_RECORDS SUPPLIED_:
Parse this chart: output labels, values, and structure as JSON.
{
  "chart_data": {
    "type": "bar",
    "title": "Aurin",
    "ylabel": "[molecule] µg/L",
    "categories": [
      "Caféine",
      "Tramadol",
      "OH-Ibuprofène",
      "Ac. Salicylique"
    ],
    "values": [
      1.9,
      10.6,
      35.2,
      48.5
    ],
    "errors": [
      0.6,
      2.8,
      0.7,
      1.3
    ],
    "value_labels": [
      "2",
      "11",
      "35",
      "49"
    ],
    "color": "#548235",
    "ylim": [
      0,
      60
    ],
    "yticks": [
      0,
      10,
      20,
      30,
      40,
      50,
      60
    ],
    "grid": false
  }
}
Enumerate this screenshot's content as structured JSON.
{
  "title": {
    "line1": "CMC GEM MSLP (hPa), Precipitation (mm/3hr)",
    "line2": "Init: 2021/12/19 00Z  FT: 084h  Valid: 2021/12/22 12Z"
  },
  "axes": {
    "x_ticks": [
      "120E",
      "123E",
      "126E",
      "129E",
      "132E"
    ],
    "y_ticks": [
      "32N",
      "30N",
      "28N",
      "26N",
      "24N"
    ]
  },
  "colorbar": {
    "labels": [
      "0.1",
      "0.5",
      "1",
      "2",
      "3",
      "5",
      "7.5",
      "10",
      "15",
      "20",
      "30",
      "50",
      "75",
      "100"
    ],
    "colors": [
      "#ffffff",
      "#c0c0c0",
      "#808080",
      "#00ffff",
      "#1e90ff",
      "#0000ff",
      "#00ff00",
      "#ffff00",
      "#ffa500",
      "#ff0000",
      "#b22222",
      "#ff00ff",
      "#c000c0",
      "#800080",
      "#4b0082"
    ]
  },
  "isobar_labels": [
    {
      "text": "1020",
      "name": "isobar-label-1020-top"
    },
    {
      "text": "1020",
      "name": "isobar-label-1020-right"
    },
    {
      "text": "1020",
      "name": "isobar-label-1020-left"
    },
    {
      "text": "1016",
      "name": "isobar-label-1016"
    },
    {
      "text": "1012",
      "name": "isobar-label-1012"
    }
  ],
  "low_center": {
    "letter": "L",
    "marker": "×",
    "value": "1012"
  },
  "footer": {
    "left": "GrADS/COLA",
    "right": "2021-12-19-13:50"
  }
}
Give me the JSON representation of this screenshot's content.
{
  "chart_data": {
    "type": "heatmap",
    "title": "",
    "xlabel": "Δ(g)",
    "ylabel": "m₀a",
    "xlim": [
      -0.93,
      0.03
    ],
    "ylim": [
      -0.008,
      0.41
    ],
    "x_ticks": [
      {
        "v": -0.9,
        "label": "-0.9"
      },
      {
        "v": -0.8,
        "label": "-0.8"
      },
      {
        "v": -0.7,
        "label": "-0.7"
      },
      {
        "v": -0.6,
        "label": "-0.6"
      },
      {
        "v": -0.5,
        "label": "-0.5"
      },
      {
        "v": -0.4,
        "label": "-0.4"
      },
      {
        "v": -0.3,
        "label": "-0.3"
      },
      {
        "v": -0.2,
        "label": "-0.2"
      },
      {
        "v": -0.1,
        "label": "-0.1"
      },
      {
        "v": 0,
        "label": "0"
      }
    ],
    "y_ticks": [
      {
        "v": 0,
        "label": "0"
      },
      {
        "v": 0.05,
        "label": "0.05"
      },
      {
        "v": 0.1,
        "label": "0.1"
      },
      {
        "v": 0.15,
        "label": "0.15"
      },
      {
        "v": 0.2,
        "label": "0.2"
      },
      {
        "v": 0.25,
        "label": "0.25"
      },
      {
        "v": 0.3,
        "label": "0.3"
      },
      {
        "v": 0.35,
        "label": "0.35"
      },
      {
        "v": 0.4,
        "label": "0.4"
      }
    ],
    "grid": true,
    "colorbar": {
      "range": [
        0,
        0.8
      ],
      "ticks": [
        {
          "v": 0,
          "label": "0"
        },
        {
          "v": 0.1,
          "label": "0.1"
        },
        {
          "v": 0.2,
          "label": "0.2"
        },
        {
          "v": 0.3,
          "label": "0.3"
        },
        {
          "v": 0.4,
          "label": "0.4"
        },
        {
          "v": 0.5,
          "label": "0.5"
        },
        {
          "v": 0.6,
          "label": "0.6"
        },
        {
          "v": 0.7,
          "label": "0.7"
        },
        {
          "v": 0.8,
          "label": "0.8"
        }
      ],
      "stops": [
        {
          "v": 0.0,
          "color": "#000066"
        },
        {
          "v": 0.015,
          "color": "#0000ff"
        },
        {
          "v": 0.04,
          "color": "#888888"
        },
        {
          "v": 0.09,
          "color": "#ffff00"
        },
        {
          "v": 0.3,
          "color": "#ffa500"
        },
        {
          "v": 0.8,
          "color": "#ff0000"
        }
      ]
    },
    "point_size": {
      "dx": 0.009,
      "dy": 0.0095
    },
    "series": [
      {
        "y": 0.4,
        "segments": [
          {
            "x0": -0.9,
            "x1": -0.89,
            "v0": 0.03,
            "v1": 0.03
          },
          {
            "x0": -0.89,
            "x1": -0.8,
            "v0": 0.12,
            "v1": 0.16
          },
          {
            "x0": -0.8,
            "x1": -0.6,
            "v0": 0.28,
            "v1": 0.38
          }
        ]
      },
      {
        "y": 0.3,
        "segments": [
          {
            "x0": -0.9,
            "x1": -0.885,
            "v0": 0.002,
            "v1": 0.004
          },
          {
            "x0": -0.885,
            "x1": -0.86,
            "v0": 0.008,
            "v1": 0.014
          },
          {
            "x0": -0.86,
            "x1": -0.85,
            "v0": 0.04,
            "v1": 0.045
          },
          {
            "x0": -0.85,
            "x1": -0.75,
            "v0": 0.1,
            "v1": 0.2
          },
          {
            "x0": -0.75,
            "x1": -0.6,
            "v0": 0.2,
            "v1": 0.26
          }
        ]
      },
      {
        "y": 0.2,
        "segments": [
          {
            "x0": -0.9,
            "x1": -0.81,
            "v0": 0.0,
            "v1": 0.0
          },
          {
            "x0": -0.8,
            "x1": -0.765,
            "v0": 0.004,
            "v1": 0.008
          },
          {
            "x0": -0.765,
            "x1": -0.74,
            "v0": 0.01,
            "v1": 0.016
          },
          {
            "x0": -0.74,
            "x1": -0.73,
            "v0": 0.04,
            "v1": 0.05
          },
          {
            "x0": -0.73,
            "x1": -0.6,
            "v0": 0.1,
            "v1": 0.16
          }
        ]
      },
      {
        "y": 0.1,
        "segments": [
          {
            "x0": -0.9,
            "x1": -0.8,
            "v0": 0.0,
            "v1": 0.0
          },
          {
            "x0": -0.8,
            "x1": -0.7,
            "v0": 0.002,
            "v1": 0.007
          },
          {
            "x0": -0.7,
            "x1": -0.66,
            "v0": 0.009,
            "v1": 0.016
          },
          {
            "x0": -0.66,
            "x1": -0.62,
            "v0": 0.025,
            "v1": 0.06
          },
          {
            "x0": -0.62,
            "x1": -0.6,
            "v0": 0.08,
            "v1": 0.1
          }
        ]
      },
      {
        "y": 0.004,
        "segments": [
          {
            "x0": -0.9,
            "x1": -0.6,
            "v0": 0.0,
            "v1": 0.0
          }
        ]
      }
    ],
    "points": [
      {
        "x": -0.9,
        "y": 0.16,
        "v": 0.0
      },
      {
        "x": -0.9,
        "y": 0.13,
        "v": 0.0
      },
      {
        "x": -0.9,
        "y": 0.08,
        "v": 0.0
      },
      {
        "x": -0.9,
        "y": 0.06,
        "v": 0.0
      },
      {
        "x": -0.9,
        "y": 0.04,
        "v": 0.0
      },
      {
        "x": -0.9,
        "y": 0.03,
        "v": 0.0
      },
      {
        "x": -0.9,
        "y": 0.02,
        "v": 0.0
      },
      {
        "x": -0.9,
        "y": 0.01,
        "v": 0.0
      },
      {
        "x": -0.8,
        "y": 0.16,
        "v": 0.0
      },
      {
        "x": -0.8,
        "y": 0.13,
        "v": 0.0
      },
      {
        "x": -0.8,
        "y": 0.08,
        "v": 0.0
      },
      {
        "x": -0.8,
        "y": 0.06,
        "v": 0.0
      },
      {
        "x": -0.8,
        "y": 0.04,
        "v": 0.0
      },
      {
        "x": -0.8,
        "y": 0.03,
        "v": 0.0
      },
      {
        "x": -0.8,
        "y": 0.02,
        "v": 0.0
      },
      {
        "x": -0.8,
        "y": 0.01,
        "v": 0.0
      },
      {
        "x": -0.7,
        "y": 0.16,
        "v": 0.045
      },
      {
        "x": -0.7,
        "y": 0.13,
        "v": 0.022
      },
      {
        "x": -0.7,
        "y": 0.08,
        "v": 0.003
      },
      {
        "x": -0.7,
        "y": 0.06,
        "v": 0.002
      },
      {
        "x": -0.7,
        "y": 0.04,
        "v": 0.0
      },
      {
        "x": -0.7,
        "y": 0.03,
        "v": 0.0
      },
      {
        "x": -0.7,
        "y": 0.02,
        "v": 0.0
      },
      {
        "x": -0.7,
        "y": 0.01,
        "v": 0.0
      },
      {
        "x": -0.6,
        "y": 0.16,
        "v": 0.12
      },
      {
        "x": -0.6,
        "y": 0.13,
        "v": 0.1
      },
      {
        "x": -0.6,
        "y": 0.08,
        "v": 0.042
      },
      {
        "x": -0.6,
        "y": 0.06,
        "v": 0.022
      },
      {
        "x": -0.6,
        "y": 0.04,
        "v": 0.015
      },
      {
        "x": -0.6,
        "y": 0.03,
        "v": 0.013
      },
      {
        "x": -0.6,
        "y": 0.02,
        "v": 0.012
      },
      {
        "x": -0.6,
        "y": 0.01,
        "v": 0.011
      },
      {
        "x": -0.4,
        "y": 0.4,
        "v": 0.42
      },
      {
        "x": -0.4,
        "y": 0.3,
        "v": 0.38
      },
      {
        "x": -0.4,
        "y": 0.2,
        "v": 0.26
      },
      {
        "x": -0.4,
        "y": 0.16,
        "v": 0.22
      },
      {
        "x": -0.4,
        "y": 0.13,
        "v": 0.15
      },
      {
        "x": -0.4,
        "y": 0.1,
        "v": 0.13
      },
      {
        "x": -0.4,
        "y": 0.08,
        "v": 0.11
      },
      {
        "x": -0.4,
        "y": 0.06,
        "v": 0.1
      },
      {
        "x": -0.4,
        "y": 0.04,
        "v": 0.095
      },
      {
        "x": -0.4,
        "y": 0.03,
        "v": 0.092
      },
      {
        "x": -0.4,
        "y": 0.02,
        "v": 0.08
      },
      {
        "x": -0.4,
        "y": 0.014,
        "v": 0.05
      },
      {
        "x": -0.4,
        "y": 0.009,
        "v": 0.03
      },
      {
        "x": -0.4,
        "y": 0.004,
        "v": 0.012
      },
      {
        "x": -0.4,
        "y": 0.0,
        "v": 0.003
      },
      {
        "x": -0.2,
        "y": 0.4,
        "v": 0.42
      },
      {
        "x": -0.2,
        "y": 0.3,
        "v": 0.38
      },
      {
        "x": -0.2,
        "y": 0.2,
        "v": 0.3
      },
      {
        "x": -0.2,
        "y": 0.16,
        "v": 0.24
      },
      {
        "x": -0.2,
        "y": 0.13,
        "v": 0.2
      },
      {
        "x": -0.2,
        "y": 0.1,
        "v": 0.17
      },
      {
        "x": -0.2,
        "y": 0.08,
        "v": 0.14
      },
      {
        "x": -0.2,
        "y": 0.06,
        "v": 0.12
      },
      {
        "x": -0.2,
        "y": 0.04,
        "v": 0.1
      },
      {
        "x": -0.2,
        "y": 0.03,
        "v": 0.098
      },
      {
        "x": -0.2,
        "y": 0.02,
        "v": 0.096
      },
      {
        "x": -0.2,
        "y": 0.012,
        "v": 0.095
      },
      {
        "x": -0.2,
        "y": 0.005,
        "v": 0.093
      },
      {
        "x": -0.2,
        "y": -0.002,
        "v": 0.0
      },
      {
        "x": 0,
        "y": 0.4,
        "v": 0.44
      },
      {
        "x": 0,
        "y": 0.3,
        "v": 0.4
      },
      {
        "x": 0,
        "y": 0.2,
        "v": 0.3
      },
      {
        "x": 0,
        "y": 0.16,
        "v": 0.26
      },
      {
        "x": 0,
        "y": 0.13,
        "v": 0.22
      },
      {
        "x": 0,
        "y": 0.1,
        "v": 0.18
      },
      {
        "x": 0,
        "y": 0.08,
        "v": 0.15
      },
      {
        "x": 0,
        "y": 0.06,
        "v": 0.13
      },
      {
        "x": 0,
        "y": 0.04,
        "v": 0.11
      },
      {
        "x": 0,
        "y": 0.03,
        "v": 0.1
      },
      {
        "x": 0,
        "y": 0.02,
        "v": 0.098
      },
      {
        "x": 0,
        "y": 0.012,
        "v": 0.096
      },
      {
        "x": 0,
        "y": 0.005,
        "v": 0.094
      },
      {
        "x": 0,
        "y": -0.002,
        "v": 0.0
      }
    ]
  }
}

_REQUEST_: Look through the entries and find each line that has the string "screenshot". Copy those lines.

_TASK OUTPUT_:
Enumerate this screenshot's content as structured JSON.
Give me the JSON representation of this screenshot's content.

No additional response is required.